- WRITTEN PROBLEM:
Omit all images. Write out the rest of the material exactly.

- RECORDS TO PROCESS:
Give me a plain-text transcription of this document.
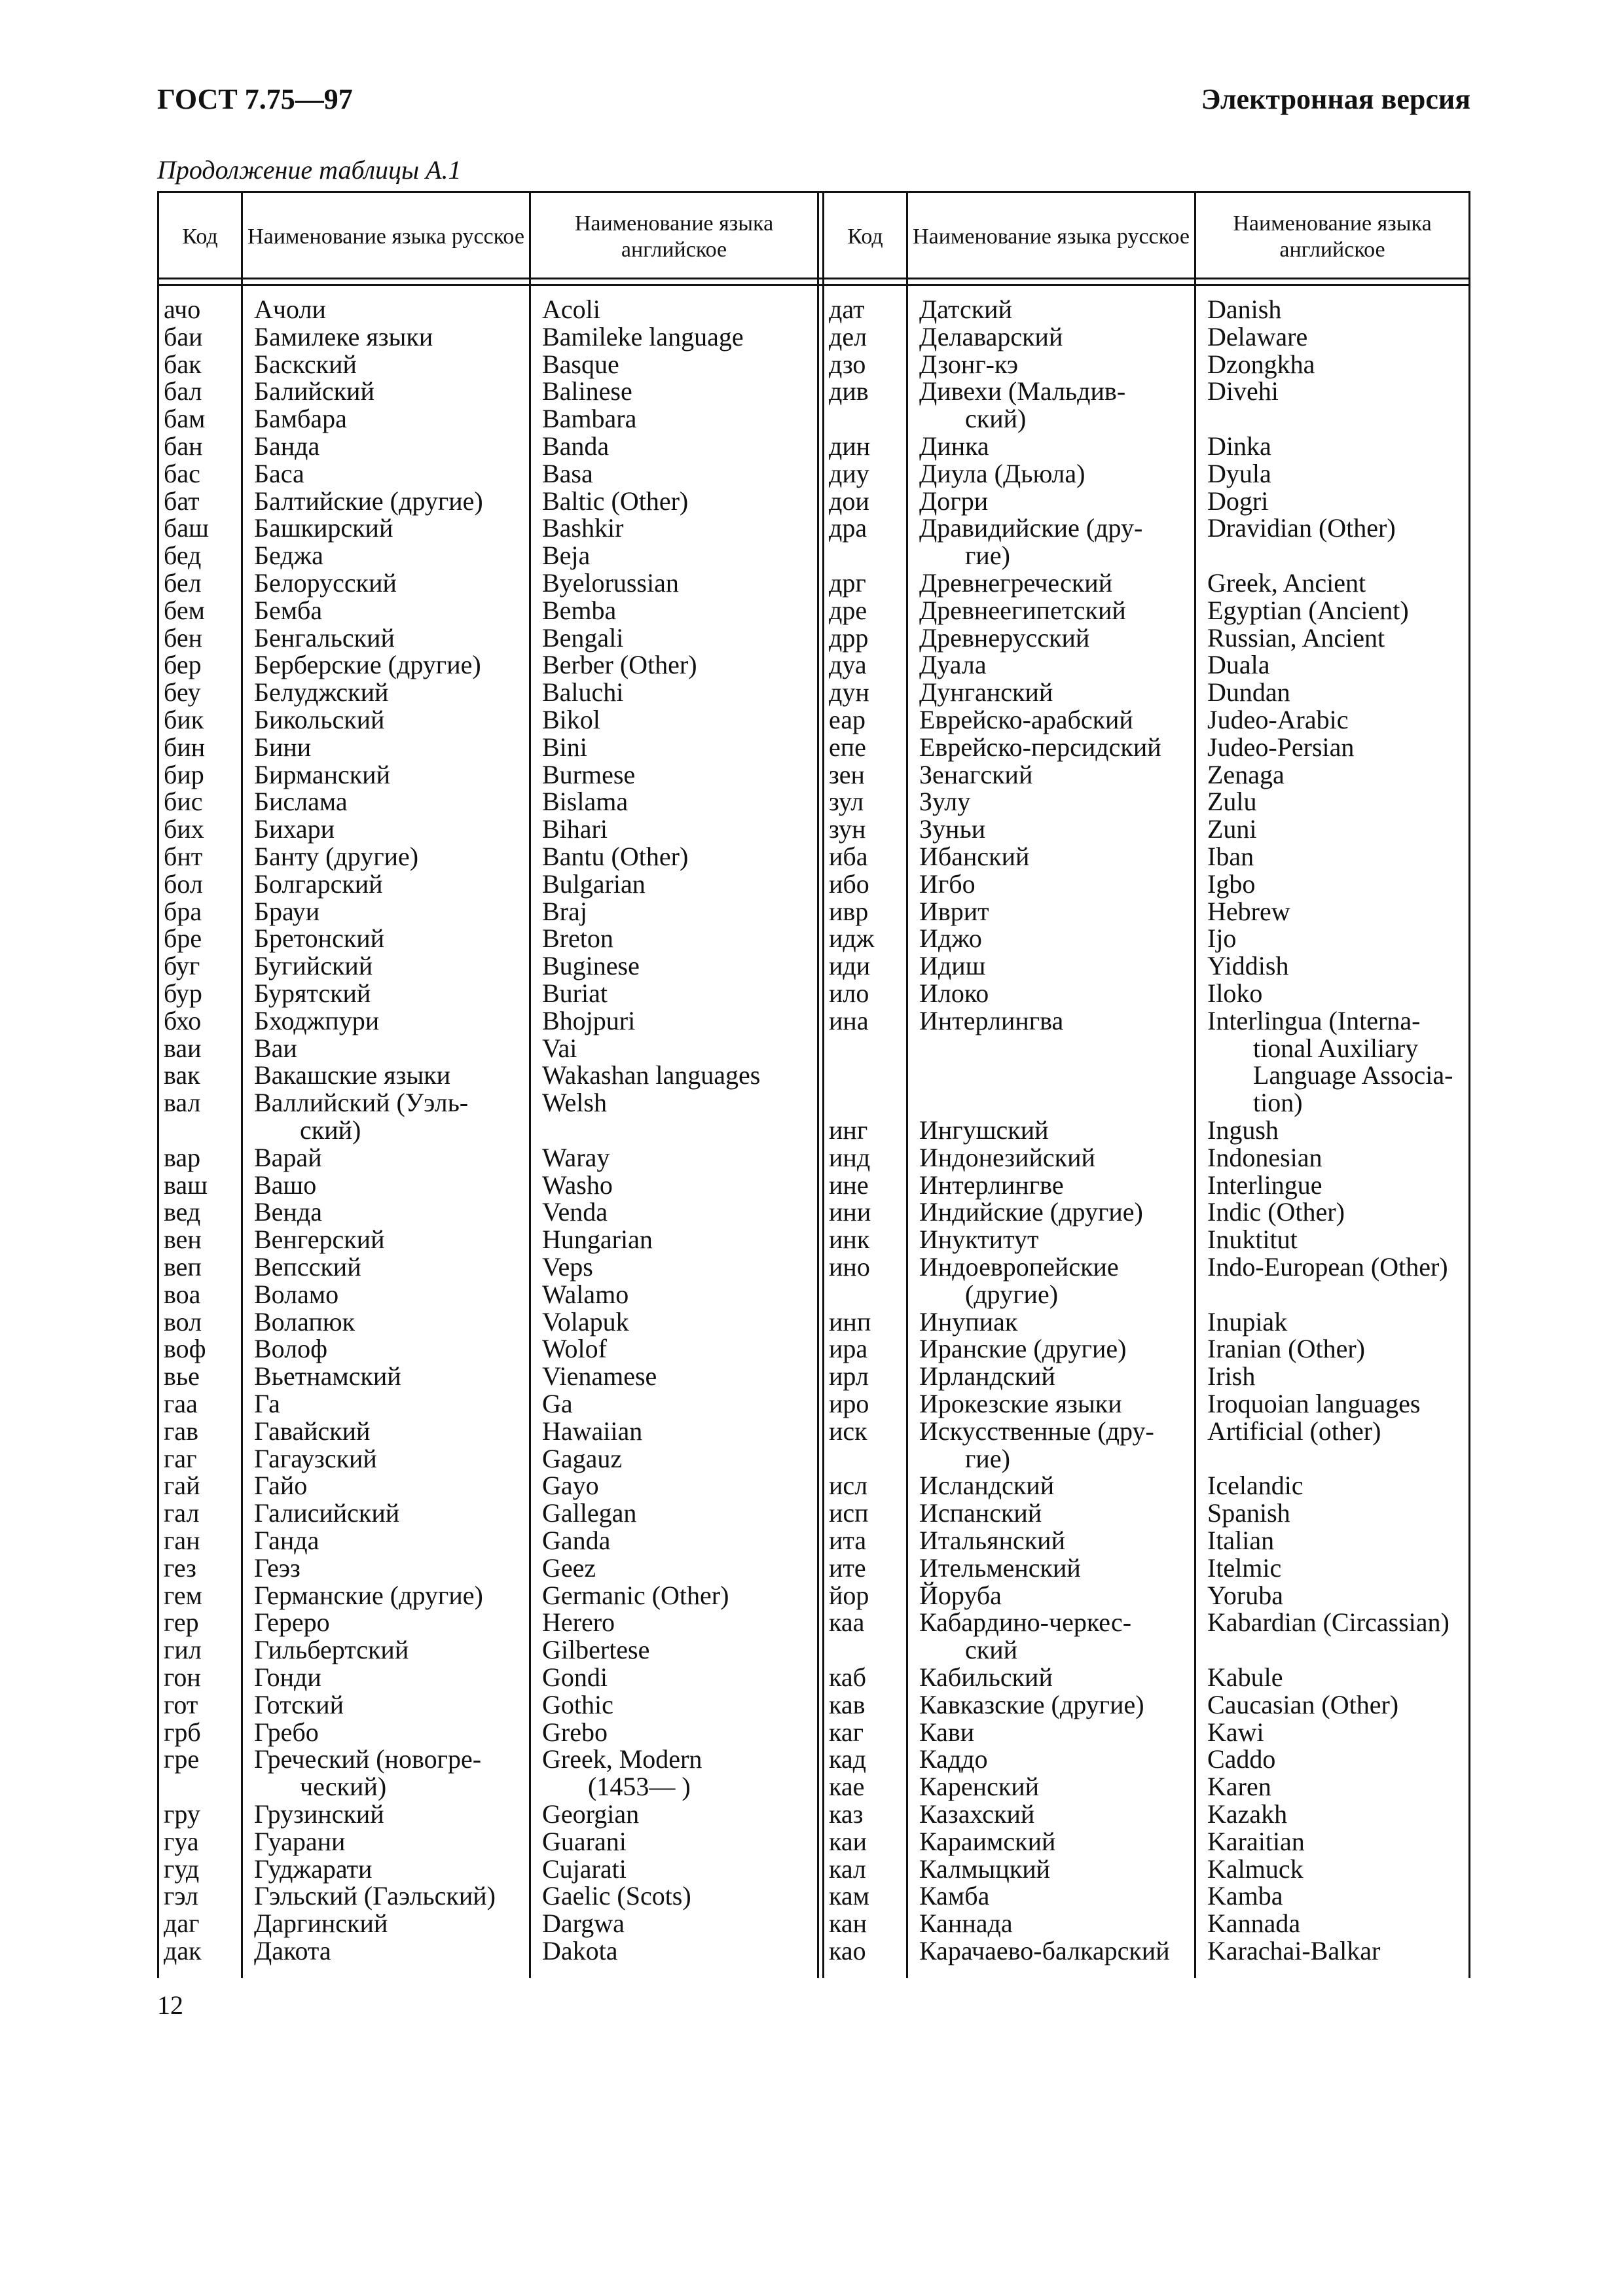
ГОСТ 7.75—97	Электронная версия
Продолжение таблицы А.1
Код	Наименование языка русское
Наименование языка английское
Код	Наименование языка русское
Наименование языка английское
ачо Ачоли	Acoli
баи Бамилеке языки	Bamileke language
бак Баскский	Basque
бал Балийский	Balinese
бам Бамбара	Bambara
бан Банда	Banda
бас Баса	Basa
бат Балтийские (другие) Baltic (Other)
баш Башкирский	Bashkir
бед Беджа	Beja
бел Белорусский	Byelorussian
бем Бемба	Bemba
бен Бенгальский	Bengali
бер Берберские (другие) Berber (Other)
беу Белуджский	Baluchi
бик Бикольский	Bikol
бин Бини	Bini
бир Бирманский	Burmese
бис Бислама	Bislama
бих Бихари	Bihari
бнт Банту (другие)	Bantu (Other)
бол Болгарский	Bulgarian
бра Брауи	Braj
бре Бретонский	Breton
буг Бугийский	Buginese
бур Бурятский	Buriat
бхо Бходжпури	Bhojpuri
ваи Ваи	Vai
вак Вакашские языки	Wakashan languages
вал Валлийский (Уэль-	Welsh
ский)
вар Варай	Waray
ваш Вашо	Washo
вед Венда	Venda
вен Венгерский	Hungarian
веп Вепсский	Veps
воа Воламо	Walamo
вол Волапюк	Volapuk
воф Волоф	Wolof
вье Вьетнамский	Vienamese
гаа Га	Ga
гав Гавайский	Hawaiian
гаг Гагаузский	Gagauz
гай Гайо	Gayo
гал Галисийский	Gallegan
ган Ганда	Ganda
гез Геэз	Geez
гем Германские (другие) Germanic (Other)
гер Гереро	Herero
гил Гильбертский	Gilbertese
гон Гонди	Gondi
гот Готский	Gothic
грб Гребо	Grebo
гре Греческий (новогре- Greek, Modern
ческий)	(1453— )
гру Грузинский	Georgian
гуа Гуарани	Guarani
гуд Гуджарати	Cujarati
гэл Гэльский (Гаэльский) Gaelic (Scots)
даг Даргинский	Dargwa
дак Дакота	Dakota
дат Датский	Danish
дел Делаварский	Delaware
дзо Дзонг-кэ	Dzongkha
див Дивехи (Мальдив-	Divehi
ский)
дин Динка	Dinka
диу Диула (Дьюла)	Dyula
дои Догри	Dogri
дра Дравидийские (дру- Dravidian (Other)
гие)
дрг Древнегреческий	Greek, Ancient
дре Древнеегипетский	Egyptian (Ancient)
дрр Древнерусский	Russian, Ancient
дуа Дуала	Duala
дун Дунганский	Dundan
еар Еврейско-арабский	Judeo-Arabic
епе Еврейско-персидский Judeo-Persian
зен Зенагский	Zenaga
зул Зулу	Zulu
зун Зуньи	Zuni
иба Ибанский	Iban
ибо Игбо	Igbo
ивр Иврит	Hebrew
идж Иджо	Ijo
иди Идиш	Yiddish
ило Илоко	Iloko
ина Интерлингва	Interlingua (Interna-
tional Auxiliary
Language Associa-
tion)
инг Ингушский	Ingush
инд Индонезийский	Indonesian
ине Интерлингве	Interlingue
ини Индийские (другие) Indic (Other)
инк Инуктитут	Inuktitut
ино Индоевропейские	Indo-European (Other)
(другие)
инп Инупиак	Inupiak
ира Иранские (другие)	Iranian (Other)
ирл Ирландский	Irish
иро Ирокезские языки	Iroquoian languages
иск Искусственные (дру- Artificial (other)
гие)
исл Исландский	Icelandic
исп Испанский	Spanish
ита Итальянский	Italian
ите Ительменский	Itelmic
йор Йоруба	Yoruba
каа Кабардино-черкес-	Kabardian (Circassian)
ский
каб Кабильский	Kabule
кав Кавказские (другие) Caucasian (Other)
каг Кави	Kawi
кад Каддо	Caddo
кае Каренский	Karen
каз Казахский	Kazakh
каи Караимский	Karaitian
кал Калмыцкий	Kalmuck
кам Камба	Kamba
кан Каннада	Kannada
као Карачаево-балкарский Karachai-Balkar
12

- REPLY:
Give me a plain-text transcription of this document.
ГОСТ 7.75—97	Электронная версия
Продолжение таблицы А.1
Код	Наименование языка русское
Наименование языка английское
Код	Наименование языка русское
Наименование языка английское
ачо Ачоли	Acoli
баи Бамилеке языки	Bamileke language
бак Баскский	Basque
бал Балийский	Balinese
бам Бамбара	Bambara
бан Банда	Banda
бас Баса	Basa
бат Балтийские (другие) Baltic (Other)
баш Башкирский	Bashkir
бед Беджа	Beja
бел Белорусский	Byelorussian
бем Бемба	Bemba
бен Бенгальский	Bengali
бер Берберские (другие) Berber (Other)
беу Белуджский	Baluchi
бик Бикольский	Bikol
бин Бини	Bini
бир Бирманский	Burmese
бис Бислама	Bislama
бих Бихари	Bihari
бнт Банту (другие)	Bantu (Other)
бол Болгарский	Bulgarian
бра Брауи	Braj
бре Бретонский	Breton
буг Бугийский	Buginese
бур Бурятский	Buriat
бхо Бходжпури	Bhojpuri
ваи Ваи	Vai
вак Вакашские языки	Wakashan languages
вал Валлийский (Уэль-	Welsh
ский)
вар Варай	Waray
ваш Вашо	Washo
вед Венда	Venda
вен Венгерский	Hungarian
веп Вепсский	Veps
воа Воламо	Walamo
вол Волапюк	Volapuk
воф Волоф	Wolof
вье Вьетнамский	Vienamese
гаа Га	Ga
гав Гавайский	Hawaiian
гаг Гагаузский	Gagauz
гай Гайо	Gayo
гал Галисийский	Gallegan
ган Ганда	Ganda
гез Геэз	Geez
гем Германские (другие) Germanic (Other)
гер Гереро	Herero
гил Гильбертский	Gilbertese
гон Гонди	Gondi
гот Готский	Gothic
грб Гребо	Grebo
гре Греческий (новогре- Greek, Modern
ческий)	(1453— )
гру Грузинский	Georgian
гуа Гуарани	Guarani
гуд Гуджарати	Cujarati
гэл Гэльский (Гаэльский) Gaelic (Scots)
даг Даргинский	Dargwa
дак Дакота	Dakota
дат Датский	Danish
дел Делаварский	Delaware
дзо Дзонг-кэ	Dzongkha
див Дивехи (Мальдив-	Divehi
ский)
дин Динка	Dinka
диу Диула (Дьюла)	Dyula
дои Догри	Dogri
дра Дравидийские (дру- Dravidian (Other)
гие)
дрг Древнегреческий	Greek, Ancient
дре Древнеегипетский	Egyptian (Ancient)
дрр Древнерусский	Russian, Ancient
дуа Дуала	Duala
дун Дунганский	Dundan
еар Еврейско-арабский	Judeo-Arabic
епе Еврейско-персидский Judeo-Persian
зен Зенагский	Zenaga
зул Зулу	Zulu
зун Зуньи	Zuni
иба Ибанский	Iban
ибо Игбо	Igbo
ивр Иврит	Hebrew
идж Иджо	Ijo
иди Идиш	Yiddish
ило Илоко	Iloko
ина Интерлингва	Interlingua (Interna-
tional Auxiliary
Language Associa-
tion)
инг Ингушский	Ingush
инд Индонезийский	Indonesian
ине Интерлингве	Interlingue
ини Индийские (другие) Indic (Other)
инк Инуктитут	Inuktitut
ино Индоевропейские	Indo-European (Other)
(другие)
инп Инупиак	Inupiak
ира Иранские (другие)	Iranian (Other)
ирл Ирландский	Irish
иро Ирокезские языки	Iroquoian languages
иск Искусственные (дру- Artificial (other)
гие)
исл Исландский	Icelandic
исп Испанский	Spanish
ита Итальянский	Italian
ите Ительменский	Itelmic
йор Йоруба	Yoruba
каа Кабардино-черкес-	Kabardian (Circassian)
ский
каб Кабильский	Kabule
кав Кавказские (другие) Caucasian (Other)
каг Кави	Kawi
кад Каддо	Caddo
кае Каренский	Karen
каз Казахский	Kazakh
каи Караимский	Karaitian
кал Калмыцкий	Kalmuck
кам Камба	Kamba
кан Каннада	Kannada
као Карачаево-балкарский Karachai-Balkar
12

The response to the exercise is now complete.